Set task:
Restate, word for word, all of the material shown below.

Records excerpted from a collection:
▼▼▼

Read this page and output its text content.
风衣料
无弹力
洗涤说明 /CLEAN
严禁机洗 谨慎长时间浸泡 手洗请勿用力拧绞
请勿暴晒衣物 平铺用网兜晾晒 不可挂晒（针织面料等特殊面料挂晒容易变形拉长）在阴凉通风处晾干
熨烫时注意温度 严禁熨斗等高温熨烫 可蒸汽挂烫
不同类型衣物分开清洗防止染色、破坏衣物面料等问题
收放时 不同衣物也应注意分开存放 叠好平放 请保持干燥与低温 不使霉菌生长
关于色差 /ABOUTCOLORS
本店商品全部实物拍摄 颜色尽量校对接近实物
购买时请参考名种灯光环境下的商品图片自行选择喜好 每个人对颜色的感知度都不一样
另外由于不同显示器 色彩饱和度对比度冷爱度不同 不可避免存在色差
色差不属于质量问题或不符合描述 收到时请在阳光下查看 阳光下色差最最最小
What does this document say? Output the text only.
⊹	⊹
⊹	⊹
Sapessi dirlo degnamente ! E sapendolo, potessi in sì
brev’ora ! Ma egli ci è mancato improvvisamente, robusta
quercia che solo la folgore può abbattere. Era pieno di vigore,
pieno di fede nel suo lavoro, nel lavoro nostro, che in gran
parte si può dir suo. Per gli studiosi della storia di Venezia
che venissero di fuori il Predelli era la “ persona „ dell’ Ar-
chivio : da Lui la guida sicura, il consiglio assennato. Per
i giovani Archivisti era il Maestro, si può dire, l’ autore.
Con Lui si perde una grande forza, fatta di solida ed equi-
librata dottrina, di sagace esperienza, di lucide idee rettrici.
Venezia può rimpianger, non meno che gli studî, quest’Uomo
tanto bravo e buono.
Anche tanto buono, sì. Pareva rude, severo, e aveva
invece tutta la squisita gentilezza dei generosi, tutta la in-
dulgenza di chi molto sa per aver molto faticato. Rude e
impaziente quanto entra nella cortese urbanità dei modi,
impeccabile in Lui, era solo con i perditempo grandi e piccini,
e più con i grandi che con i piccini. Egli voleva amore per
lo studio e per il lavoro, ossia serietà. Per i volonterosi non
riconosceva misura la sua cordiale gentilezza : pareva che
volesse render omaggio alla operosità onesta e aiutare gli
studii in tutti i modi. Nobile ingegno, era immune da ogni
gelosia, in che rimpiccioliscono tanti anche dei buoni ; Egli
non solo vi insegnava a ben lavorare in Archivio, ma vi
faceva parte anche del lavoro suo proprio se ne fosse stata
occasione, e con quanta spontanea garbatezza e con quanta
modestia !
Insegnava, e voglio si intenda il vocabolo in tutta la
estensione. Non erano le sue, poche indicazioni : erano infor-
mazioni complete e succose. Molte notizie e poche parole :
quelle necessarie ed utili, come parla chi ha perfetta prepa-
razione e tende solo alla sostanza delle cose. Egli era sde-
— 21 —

▲▲▲

Final result:
Read this page and output its text content.
风衣料
无弹力
洗涤说明 /CLEAN
严禁机洗 谨慎长时间浸泡 手洗请勿用力拧绞
请勿暴晒衣物 平铺用网兜晾晒 不可挂晒（针织面料等特殊面料挂晒容易变形拉长）在阴凉通风处晾干
熨烫时注意温度 严禁熨斗等高温熨烫 可蒸汽挂烫
不同类型衣物分开清洗防止染色、破坏衣物面料等问题
收放时 不同衣物也应注意分开存放 叠好平放 请保持干燥与低温 不使霉菌生长
关于色差 /ABOUTCOLORS
本店商品全部实物拍摄 颜色尽量校对接近实物
购买时请参考名种灯光环境下的商品图片自行选择喜好 每个人对颜色的感知度都不一样
另外由于不同显示器 色彩饱和度对比度冷爱度不同 不可避免存在色差
色差不属于质量问题或不符合描述 收到时请在阳光下查看 阳光下色差最最最小
What does this document say? Output the text only.
⊹	⊹
⊹	⊹
Sapessi dirlo degnamente ! E sapendolo, potessi in sì
brev’ora ! Ma egli ci è mancato improvvisamente, robusta
quercia che solo la folgore può abbattere. Era pieno di vigore,
pieno di fede nel suo lavoro, nel lavoro nostro, che in gran
parte si può dir suo. Per gli studiosi della storia di Venezia
che venissero di fuori il Predelli era la “ persona „ dell’ Ar-
chivio : da Lui la guida sicura, il consiglio assennato. Per
i giovani Archivisti era il Maestro, si può dire, l’ autore.
Con Lui si perde una grande forza, fatta di solida ed equi-
librata dottrina, di sagace esperienza, di lucide idee rettrici.
Venezia può rimpianger, non meno che gli studî, quest’Uomo
tanto bravo e buono.
Anche tanto buono, sì. Pareva rude, severo, e aveva
invece tutta la squisita gentilezza dei generosi, tutta la in-
dulgenza di chi molto sa per aver molto faticato. Rude e
impaziente quanto entra nella cortese urbanità dei modi,
impeccabile in Lui, era solo con i perditempo grandi e piccini,
e più con i grandi che con i piccini. Egli voleva amore per
lo studio e per il lavoro, ossia serietà. Per i volonterosi non
riconosceva misura la sua cordiale gentilezza : pareva che
volesse render omaggio alla operosità onesta e aiutare gli
studii in tutti i modi. Nobile ingegno, era immune da ogni
gelosia, in che rimpiccioliscono tanti anche dei buoni ; Egli
non solo vi insegnava a ben lavorare in Archivio, ma vi
faceva parte anche del lavoro suo proprio se ne fosse stata
occasione, e con quanta spontanea garbatezza e con quanta
modestia !
Insegnava, e voglio si intenda il vocabolo in tutta la
estensione. Non erano le sue, poche indicazioni : erano infor-
mazioni complete e succose. Molte notizie e poche parole :
quelle necessarie ed utili, come parla chi ha perfetta prepa-
razione e tende solo alla sostanza delle cose. Egli era sde-
— 21 —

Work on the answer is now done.